Data items:
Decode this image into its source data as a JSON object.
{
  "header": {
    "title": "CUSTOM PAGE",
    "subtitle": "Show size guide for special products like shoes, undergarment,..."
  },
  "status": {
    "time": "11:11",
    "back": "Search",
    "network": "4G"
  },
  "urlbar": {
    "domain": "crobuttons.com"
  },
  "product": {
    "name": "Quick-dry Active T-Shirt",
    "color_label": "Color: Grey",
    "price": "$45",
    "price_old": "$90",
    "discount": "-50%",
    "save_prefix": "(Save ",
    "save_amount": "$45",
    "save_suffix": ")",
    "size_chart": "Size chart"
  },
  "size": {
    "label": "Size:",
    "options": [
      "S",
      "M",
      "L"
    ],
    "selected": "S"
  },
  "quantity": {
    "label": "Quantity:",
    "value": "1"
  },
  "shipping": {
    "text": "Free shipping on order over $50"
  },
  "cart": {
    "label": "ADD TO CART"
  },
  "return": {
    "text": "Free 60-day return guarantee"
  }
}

Problem:
Return all lines containing the word "Free".

Result:
    "text": "Free shipping on order over $50"
    "text": "Free 60-day return guarantee"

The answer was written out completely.